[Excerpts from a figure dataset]

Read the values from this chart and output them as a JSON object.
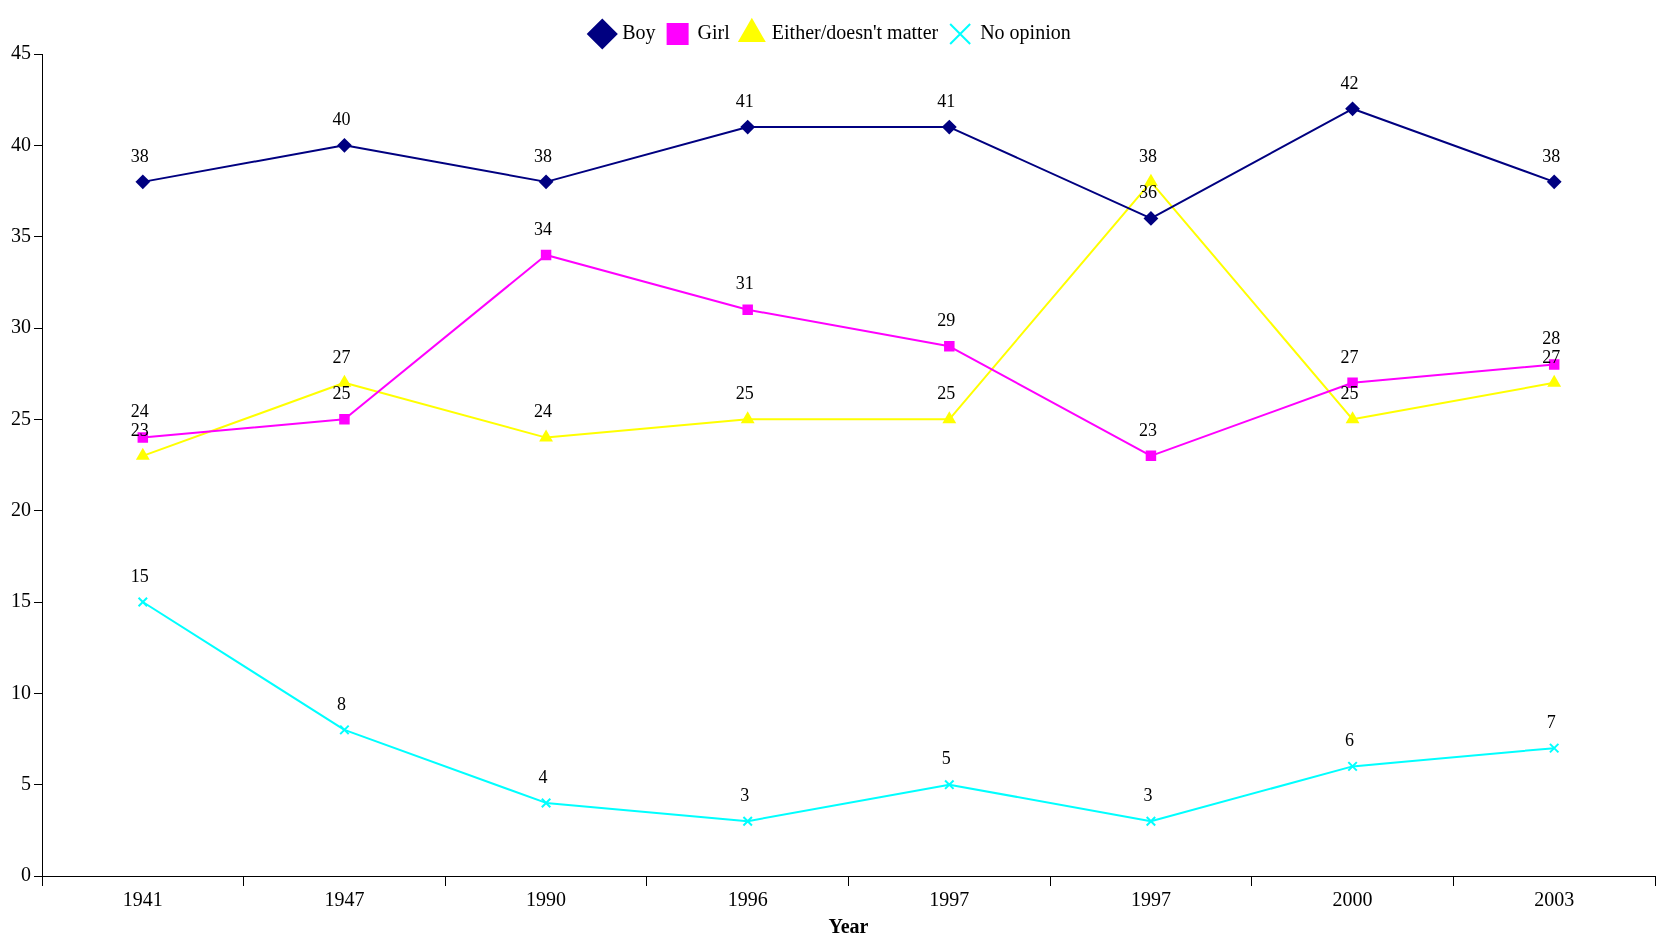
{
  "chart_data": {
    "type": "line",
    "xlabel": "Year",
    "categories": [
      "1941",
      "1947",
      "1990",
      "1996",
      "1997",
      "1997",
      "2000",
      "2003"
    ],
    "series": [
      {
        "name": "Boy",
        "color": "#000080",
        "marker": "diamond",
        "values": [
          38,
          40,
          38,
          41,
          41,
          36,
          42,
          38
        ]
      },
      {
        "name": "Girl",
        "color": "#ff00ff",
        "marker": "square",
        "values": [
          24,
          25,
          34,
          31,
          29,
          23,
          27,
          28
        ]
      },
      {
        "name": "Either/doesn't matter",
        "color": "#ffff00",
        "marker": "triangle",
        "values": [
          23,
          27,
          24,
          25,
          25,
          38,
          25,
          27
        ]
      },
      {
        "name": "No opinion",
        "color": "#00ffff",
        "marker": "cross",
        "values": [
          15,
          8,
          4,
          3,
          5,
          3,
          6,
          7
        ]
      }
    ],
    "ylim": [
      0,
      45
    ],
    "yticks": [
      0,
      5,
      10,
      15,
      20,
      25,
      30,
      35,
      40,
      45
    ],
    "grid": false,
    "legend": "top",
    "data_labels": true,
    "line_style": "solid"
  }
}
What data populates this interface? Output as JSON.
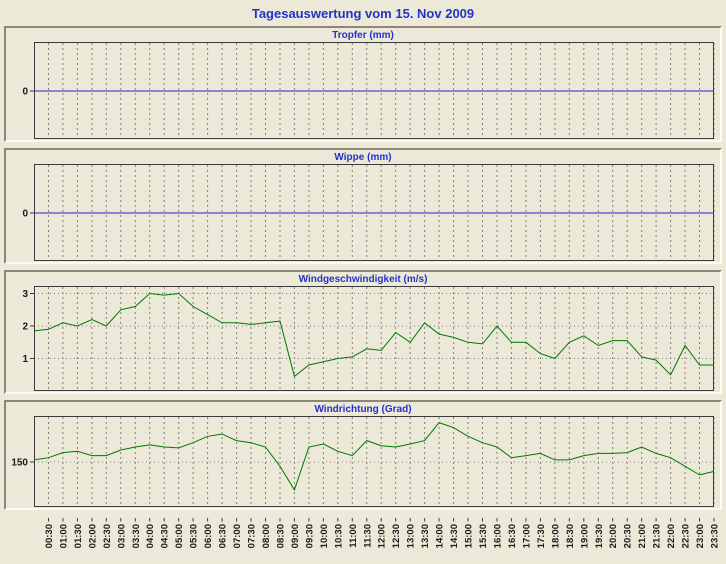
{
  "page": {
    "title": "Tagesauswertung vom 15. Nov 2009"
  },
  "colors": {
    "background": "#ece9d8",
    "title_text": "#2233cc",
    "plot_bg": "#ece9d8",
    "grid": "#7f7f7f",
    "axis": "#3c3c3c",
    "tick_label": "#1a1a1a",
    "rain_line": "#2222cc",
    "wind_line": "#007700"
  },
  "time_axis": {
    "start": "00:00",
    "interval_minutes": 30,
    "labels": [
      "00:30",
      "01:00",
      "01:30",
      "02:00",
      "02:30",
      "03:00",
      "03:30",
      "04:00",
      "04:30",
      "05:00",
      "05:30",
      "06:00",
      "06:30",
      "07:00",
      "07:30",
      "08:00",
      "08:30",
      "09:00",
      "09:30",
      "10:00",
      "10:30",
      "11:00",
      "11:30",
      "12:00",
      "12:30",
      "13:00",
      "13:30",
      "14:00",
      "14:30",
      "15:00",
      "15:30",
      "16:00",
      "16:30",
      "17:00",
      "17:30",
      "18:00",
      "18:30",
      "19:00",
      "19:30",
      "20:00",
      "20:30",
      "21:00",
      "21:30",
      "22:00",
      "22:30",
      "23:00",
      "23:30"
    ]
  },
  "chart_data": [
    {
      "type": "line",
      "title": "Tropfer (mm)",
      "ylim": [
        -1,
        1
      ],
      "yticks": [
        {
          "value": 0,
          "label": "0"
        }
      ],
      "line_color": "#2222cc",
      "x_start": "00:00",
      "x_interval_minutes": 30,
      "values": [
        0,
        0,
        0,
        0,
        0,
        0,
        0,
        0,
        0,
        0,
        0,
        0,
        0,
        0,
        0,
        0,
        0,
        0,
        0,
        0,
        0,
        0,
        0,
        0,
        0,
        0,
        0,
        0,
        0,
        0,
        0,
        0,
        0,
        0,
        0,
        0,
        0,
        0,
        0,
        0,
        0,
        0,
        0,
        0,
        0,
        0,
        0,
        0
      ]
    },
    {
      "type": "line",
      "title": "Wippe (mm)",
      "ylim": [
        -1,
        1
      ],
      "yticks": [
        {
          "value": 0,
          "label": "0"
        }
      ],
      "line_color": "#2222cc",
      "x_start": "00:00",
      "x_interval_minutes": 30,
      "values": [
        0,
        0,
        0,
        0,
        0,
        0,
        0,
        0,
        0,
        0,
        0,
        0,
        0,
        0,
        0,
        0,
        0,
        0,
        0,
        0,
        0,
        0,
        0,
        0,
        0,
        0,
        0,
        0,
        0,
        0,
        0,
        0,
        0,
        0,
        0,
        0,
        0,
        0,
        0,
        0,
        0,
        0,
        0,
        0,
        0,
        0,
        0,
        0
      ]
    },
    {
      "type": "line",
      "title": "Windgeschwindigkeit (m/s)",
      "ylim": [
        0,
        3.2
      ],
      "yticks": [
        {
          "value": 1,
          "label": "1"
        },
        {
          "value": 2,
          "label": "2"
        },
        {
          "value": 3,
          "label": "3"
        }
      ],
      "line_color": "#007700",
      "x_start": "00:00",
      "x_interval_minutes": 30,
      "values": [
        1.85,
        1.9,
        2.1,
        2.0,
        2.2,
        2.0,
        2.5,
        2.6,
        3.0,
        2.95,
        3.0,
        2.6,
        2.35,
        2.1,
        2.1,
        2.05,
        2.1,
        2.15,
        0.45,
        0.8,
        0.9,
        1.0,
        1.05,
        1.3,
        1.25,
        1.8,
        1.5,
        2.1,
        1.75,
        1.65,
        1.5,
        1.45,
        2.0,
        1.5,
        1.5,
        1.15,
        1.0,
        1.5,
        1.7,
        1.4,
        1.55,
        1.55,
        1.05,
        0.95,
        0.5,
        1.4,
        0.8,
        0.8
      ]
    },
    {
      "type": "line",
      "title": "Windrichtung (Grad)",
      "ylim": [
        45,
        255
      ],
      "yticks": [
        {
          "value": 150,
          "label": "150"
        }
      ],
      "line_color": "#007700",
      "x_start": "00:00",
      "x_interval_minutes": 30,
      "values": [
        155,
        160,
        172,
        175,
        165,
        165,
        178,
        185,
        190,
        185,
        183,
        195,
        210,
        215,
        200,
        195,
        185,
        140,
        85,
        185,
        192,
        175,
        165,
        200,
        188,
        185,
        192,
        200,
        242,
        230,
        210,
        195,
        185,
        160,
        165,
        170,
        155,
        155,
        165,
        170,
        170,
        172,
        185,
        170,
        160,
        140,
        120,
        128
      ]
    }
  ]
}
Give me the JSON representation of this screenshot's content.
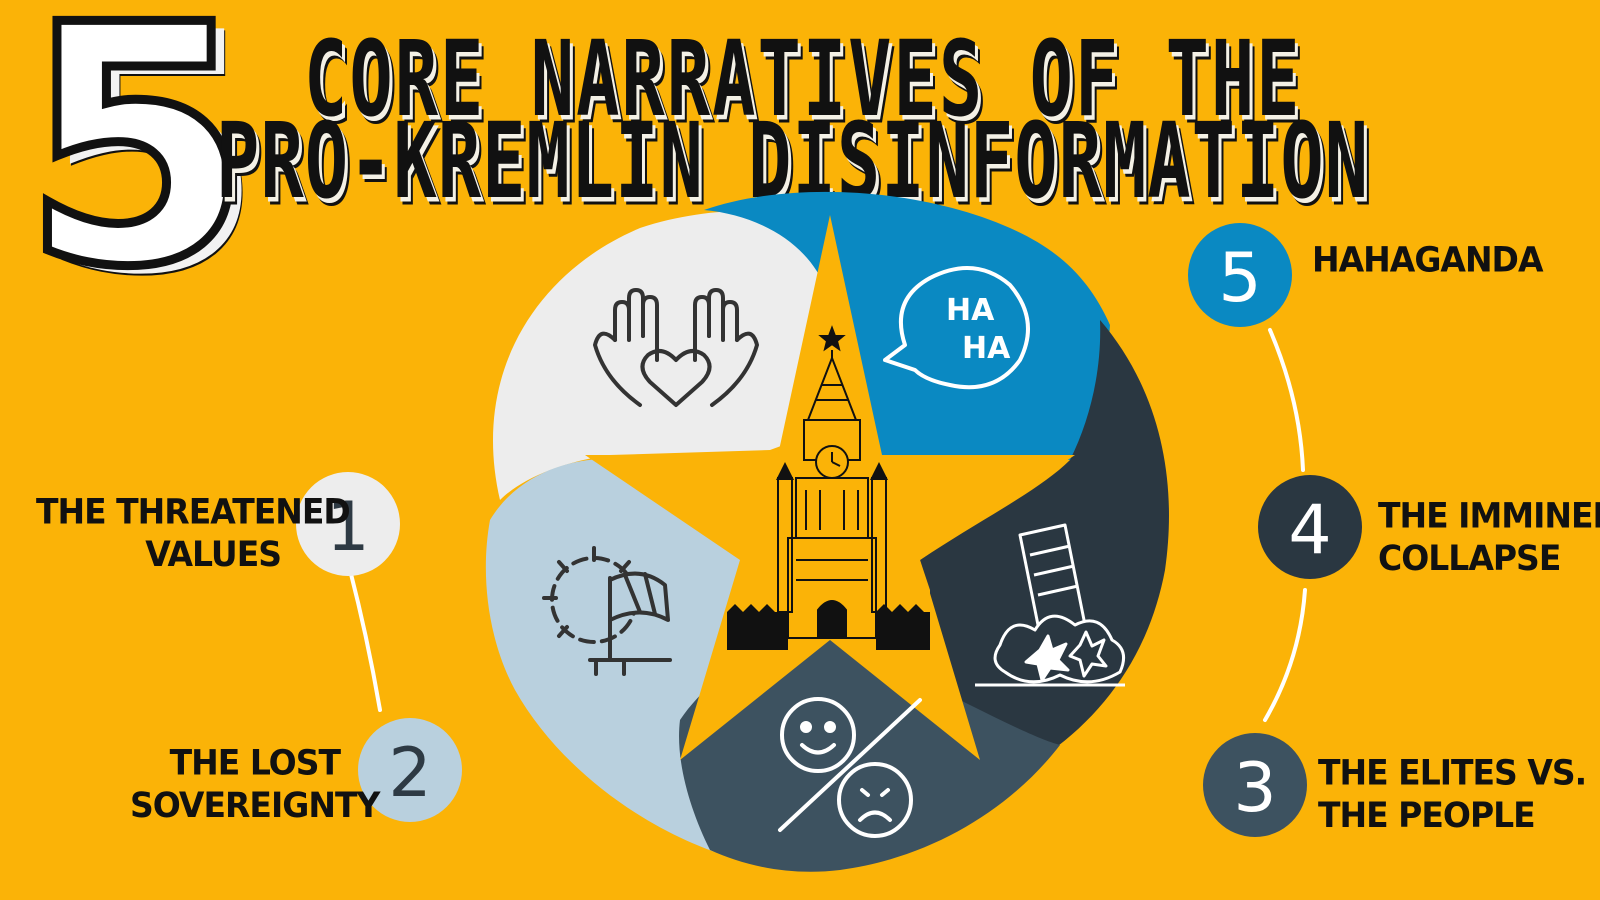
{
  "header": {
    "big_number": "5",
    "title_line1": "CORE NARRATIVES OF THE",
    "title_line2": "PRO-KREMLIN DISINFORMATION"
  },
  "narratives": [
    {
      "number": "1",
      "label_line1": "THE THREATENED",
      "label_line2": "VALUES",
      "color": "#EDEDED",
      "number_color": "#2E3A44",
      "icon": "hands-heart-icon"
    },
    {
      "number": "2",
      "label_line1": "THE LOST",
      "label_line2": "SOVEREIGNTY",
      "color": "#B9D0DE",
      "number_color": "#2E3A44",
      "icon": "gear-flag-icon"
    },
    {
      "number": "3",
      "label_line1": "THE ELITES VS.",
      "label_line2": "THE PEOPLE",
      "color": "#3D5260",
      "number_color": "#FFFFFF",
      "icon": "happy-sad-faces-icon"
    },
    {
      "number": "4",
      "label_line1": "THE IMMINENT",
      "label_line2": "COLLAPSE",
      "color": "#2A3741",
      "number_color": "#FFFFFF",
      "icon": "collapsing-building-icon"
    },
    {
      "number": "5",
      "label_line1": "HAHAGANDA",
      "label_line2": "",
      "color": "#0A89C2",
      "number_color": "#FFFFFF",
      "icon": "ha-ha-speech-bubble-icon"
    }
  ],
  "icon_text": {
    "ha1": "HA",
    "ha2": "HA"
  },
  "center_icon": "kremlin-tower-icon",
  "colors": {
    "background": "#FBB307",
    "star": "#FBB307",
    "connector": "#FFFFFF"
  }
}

_Work required:_
Your task is to repeat the data above exactly while excluding the pictures.

_Response:_
Read the values from this chart and output them as a JSON object.
{
  "chart_data": {
    "type": "line",
    "xlabel": "Year",
    "categories": [
      "1941",
      "1947",
      "1990",
      "1996",
      "1997",
      "1997",
      "2000",
      "2003"
    ],
    "series": [
      {
        "name": "Boy",
        "color": "#000080",
        "marker": "diamond",
        "values": [
          38,
          40,
          38,
          41,
          41,
          36,
          42,
          38
        ]
      },
      {
        "name": "Girl",
        "color": "#ff00ff",
        "marker": "square",
        "values": [
          24,
          25,
          34,
          31,
          29,
          23,
          27,
          28
        ]
      },
      {
        "name": "Either/doesn't matter",
        "color": "#ffff00",
        "marker": "triangle",
        "values": [
          23,
          27,
          24,
          25,
          25,
          38,
          25,
          27
        ]
      },
      {
        "name": "No opinion",
        "color": "#00ffff",
        "marker": "cross",
        "values": [
          15,
          8,
          4,
          3,
          5,
          3,
          6,
          7
        ]
      }
    ],
    "ylim": [
      0,
      45
    ],
    "yticks": [
      0,
      5,
      10,
      15,
      20,
      25,
      30,
      35,
      40,
      45
    ],
    "grid": false,
    "legend": "top",
    "data_labels": true,
    "line_style": "solid"
  }
}
What data populates this interface? Output as JSON.
{
  "page": {
    "title": "Tagesauswertung vom 15. Nov 2009"
  },
  "colors": {
    "background": "#ece9d8",
    "title_text": "#2233cc",
    "plot_bg": "#ece9d8",
    "grid": "#7f7f7f",
    "axis": "#3c3c3c",
    "tick_label": "#1a1a1a",
    "rain_line": "#2222cc",
    "wind_line": "#007700"
  },
  "time_axis": {
    "start": "00:00",
    "interval_minutes": 30,
    "labels": [
      "00:30",
      "01:00",
      "01:30",
      "02:00",
      "02:30",
      "03:00",
      "03:30",
      "04:00",
      "04:30",
      "05:00",
      "05:30",
      "06:00",
      "06:30",
      "07:00",
      "07:30",
      "08:00",
      "08:30",
      "09:00",
      "09:30",
      "10:00",
      "10:30",
      "11:00",
      "11:30",
      "12:00",
      "12:30",
      "13:00",
      "13:30",
      "14:00",
      "14:30",
      "15:00",
      "15:30",
      "16:00",
      "16:30",
      "17:00",
      "17:30",
      "18:00",
      "18:30",
      "19:00",
      "19:30",
      "20:00",
      "20:30",
      "21:00",
      "21:30",
      "22:00",
      "22:30",
      "23:00",
      "23:30"
    ]
  },
  "chart_data": [
    {
      "type": "line",
      "title": "Tropfer (mm)",
      "ylim": [
        -1,
        1
      ],
      "yticks": [
        {
          "value": 0,
          "label": "0"
        }
      ],
      "line_color": "#2222cc",
      "x_start": "00:00",
      "x_interval_minutes": 30,
      "values": [
        0,
        0,
        0,
        0,
        0,
        0,
        0,
        0,
        0,
        0,
        0,
        0,
        0,
        0,
        0,
        0,
        0,
        0,
        0,
        0,
        0,
        0,
        0,
        0,
        0,
        0,
        0,
        0,
        0,
        0,
        0,
        0,
        0,
        0,
        0,
        0,
        0,
        0,
        0,
        0,
        0,
        0,
        0,
        0,
        0,
        0,
        0,
        0
      ]
    },
    {
      "type": "line",
      "title": "Wippe (mm)",
      "ylim": [
        -1,
        1
      ],
      "yticks": [
        {
          "value": 0,
          "label": "0"
        }
      ],
      "line_color": "#2222cc",
      "x_start": "00:00",
      "x_interval_minutes": 30,
      "values": [
        0,
        0,
        0,
        0,
        0,
        0,
        0,
        0,
        0,
        0,
        0,
        0,
        0,
        0,
        0,
        0,
        0,
        0,
        0,
        0,
        0,
        0,
        0,
        0,
        0,
        0,
        0,
        0,
        0,
        0,
        0,
        0,
        0,
        0,
        0,
        0,
        0,
        0,
        0,
        0,
        0,
        0,
        0,
        0,
        0,
        0,
        0,
        0
      ]
    },
    {
      "type": "line",
      "title": "Windgeschwindigkeit (m/s)",
      "ylim": [
        0,
        3.2
      ],
      "yticks": [
        {
          "value": 1,
          "label": "1"
        },
        {
          "value": 2,
          "label": "2"
        },
        {
          "value": 3,
          "label": "3"
        }
      ],
      "line_color": "#007700",
      "x_start": "00:00",
      "x_interval_minutes": 30,
      "values": [
        1.85,
        1.9,
        2.1,
        2.0,
        2.2,
        2.0,
        2.5,
        2.6,
        3.0,
        2.95,
        3.0,
        2.6,
        2.35,
        2.1,
        2.1,
        2.05,
        2.1,
        2.15,
        0.45,
        0.8,
        0.9,
        1.0,
        1.05,
        1.3,
        1.25,
        1.8,
        1.5,
        2.1,
        1.75,
        1.65,
        1.5,
        1.45,
        2.0,
        1.5,
        1.5,
        1.15,
        1.0,
        1.5,
        1.7,
        1.4,
        1.55,
        1.55,
        1.05,
        0.95,
        0.5,
        1.4,
        0.8,
        0.8
      ]
    },
    {
      "type": "line",
      "title": "Windrichtung (Grad)",
      "ylim": [
        45,
        255
      ],
      "yticks": [
        {
          "value": 150,
          "label": "150"
        }
      ],
      "line_color": "#007700",
      "x_start": "00:00",
      "x_interval_minutes": 30,
      "values": [
        155,
        160,
        172,
        175,
        165,
        165,
        178,
        185,
        190,
        185,
        183,
        195,
        210,
        215,
        200,
        195,
        185,
        140,
        85,
        185,
        192,
        175,
        165,
        200,
        188,
        185,
        192,
        200,
        242,
        230,
        210,
        195,
        185,
        160,
        165,
        170,
        155,
        155,
        165,
        170,
        170,
        172,
        185,
        170,
        160,
        140,
        120,
        128
      ]
    }
  ]
}
Give me the JSON representation of this screenshot's content.
{
  "header": {
    "big_number": "5",
    "title_line1": "CORE NARRATIVES OF THE",
    "title_line2": "PRO-KREMLIN DISINFORMATION"
  },
  "narratives": [
    {
      "number": "1",
      "label_line1": "THE THREATENED",
      "label_line2": "VALUES",
      "color": "#EDEDED",
      "number_color": "#2E3A44",
      "icon": "hands-heart-icon"
    },
    {
      "number": "2",
      "label_line1": "THE LOST",
      "label_line2": "SOVEREIGNTY",
      "color": "#B9D0DE",
      "number_color": "#2E3A44",
      "icon": "gear-flag-icon"
    },
    {
      "number": "3",
      "label_line1": "THE ELITES VS.",
      "label_line2": "THE PEOPLE",
      "color": "#3D5260",
      "number_color": "#FFFFFF",
      "icon": "happy-sad-faces-icon"
    },
    {
      "number": "4",
      "label_line1": "THE IMMINENT",
      "label_line2": "COLLAPSE",
      "color": "#2A3741",
      "number_color": "#FFFFFF",
      "icon": "collapsing-building-icon"
    },
    {
      "number": "5",
      "label_line1": "HAHAGANDA",
      "label_line2": "",
      "color": "#0A89C2",
      "number_color": "#FFFFFF",
      "icon": "ha-ha-speech-bubble-icon"
    }
  ],
  "icon_text": {
    "ha1": "HA",
    "ha2": "HA"
  },
  "center_icon": "kremlin-tower-icon",
  "colors": {
    "background": "#FBB307",
    "star": "#FBB307",
    "connector": "#FFFFFF"
  }
}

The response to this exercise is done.